**Problem description:** In the records below, tally every line containing "JSON". Report only the total.

******************************

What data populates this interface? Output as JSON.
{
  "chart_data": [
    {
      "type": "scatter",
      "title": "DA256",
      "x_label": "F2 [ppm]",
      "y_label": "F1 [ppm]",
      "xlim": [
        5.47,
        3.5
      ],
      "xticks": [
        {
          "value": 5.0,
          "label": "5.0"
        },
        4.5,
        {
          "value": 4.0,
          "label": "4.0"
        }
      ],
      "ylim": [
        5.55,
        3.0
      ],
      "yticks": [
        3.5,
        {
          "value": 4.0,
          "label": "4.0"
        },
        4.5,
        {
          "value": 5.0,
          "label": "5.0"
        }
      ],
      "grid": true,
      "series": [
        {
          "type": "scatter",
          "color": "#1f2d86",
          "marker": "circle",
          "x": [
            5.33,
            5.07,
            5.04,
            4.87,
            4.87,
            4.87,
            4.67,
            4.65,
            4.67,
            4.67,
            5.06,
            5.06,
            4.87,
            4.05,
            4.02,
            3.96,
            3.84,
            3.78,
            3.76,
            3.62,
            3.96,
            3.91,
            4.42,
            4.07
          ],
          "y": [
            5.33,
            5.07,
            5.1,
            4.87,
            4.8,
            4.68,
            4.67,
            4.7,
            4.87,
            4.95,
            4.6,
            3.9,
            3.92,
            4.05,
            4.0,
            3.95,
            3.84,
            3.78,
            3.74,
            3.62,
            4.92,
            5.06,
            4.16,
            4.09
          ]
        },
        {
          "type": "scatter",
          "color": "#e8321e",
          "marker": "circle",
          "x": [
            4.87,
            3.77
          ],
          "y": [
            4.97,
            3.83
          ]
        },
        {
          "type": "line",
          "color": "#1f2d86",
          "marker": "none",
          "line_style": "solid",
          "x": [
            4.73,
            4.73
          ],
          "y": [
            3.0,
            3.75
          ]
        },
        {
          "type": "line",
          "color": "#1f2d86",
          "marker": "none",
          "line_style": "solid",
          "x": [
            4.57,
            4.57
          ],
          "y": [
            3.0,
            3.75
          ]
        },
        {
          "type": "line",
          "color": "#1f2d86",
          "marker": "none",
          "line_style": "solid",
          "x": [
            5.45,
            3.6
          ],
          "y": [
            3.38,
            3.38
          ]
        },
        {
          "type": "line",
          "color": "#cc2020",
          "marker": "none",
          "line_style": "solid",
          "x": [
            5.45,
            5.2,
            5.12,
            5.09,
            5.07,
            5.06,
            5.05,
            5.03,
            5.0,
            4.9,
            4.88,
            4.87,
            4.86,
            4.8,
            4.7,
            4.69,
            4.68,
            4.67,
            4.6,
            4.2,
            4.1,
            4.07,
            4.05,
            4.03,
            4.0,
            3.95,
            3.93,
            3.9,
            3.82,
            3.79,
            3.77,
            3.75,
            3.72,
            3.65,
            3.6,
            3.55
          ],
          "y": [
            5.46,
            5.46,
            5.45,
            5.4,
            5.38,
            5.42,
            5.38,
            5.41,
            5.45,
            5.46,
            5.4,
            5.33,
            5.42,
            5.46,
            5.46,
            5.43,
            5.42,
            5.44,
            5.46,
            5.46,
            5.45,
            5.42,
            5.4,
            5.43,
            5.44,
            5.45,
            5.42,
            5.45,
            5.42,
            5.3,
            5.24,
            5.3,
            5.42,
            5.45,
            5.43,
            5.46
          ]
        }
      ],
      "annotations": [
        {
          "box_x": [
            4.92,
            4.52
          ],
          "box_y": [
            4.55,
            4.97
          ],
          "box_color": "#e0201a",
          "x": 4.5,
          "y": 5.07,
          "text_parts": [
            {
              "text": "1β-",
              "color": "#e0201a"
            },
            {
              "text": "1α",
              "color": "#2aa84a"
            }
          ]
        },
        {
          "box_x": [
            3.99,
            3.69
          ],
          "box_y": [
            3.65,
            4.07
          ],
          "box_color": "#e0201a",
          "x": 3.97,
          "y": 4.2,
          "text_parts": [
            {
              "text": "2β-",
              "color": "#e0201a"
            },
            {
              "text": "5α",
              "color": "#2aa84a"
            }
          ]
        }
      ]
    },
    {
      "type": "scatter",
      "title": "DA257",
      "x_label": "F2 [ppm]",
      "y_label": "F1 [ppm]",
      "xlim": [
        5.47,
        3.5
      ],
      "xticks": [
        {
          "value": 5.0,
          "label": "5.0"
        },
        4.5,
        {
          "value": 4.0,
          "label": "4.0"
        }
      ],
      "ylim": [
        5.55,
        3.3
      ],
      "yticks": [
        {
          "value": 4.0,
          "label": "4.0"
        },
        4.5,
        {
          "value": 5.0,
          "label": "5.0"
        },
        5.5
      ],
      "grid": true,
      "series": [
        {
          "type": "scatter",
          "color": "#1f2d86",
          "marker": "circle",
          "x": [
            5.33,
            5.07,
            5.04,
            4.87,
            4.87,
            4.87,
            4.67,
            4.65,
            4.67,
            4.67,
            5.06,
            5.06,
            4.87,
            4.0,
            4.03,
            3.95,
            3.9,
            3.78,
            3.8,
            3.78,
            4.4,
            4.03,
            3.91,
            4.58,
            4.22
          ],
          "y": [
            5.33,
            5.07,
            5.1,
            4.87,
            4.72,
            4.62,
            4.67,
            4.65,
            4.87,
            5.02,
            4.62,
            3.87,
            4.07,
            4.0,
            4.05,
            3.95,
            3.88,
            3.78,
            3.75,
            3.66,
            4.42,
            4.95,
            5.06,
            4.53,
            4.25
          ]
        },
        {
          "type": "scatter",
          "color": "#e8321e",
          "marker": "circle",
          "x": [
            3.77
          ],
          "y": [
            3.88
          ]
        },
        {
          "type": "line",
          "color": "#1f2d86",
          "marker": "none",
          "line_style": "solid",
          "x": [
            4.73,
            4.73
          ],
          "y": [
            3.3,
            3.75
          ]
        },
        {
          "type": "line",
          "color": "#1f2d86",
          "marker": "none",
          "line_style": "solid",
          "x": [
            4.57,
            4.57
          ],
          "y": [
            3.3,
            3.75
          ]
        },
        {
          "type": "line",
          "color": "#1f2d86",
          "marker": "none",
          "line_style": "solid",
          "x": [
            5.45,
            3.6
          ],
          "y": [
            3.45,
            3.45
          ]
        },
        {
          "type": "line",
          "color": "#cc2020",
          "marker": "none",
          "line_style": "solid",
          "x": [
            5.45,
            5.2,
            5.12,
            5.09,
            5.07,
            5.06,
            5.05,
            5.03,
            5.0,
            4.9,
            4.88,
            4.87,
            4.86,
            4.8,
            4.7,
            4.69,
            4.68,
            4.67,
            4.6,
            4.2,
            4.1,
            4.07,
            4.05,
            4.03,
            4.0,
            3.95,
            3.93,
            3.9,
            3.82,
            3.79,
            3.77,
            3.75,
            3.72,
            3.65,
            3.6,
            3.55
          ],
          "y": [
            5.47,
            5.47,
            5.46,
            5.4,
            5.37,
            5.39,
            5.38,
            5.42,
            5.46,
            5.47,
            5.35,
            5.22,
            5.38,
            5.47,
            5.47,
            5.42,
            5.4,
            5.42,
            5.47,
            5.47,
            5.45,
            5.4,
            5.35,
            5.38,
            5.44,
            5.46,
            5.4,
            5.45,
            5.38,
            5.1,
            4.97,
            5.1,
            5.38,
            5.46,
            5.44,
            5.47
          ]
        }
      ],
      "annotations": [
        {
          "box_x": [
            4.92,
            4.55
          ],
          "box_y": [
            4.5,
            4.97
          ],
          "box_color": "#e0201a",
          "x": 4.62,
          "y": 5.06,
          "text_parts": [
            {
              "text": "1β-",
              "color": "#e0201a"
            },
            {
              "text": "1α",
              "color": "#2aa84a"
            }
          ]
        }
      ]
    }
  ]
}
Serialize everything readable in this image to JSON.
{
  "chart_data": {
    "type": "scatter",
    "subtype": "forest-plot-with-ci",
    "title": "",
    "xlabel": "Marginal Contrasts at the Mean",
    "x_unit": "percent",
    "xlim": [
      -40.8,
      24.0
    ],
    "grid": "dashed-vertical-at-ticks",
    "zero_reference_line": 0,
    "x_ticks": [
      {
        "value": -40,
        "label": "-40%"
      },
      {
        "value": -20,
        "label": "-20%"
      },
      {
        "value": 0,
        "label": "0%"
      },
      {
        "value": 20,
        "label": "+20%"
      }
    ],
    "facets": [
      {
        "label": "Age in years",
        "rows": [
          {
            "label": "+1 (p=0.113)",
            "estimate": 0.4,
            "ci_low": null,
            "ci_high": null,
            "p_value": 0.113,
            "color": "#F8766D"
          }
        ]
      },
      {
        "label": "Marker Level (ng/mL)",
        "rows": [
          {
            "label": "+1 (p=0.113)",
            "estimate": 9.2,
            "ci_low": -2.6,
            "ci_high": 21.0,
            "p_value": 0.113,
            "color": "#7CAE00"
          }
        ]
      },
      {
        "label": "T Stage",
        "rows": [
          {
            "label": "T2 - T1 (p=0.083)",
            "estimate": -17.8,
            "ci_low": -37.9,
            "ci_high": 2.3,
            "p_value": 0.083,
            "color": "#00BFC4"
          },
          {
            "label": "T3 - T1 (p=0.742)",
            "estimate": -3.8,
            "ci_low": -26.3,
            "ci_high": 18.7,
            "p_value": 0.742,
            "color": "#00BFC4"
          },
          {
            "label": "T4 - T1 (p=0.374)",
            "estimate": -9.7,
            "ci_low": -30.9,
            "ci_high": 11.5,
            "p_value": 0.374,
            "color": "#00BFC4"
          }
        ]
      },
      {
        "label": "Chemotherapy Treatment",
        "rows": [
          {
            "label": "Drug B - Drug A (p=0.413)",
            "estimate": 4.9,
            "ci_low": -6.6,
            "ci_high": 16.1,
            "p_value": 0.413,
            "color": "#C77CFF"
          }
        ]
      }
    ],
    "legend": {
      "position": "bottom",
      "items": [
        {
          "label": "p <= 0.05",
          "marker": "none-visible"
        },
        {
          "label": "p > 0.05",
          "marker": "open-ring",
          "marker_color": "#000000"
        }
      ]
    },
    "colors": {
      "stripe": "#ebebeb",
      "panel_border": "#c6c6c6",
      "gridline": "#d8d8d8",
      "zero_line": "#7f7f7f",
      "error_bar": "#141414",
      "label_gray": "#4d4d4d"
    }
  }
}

******************************

**The response:** 2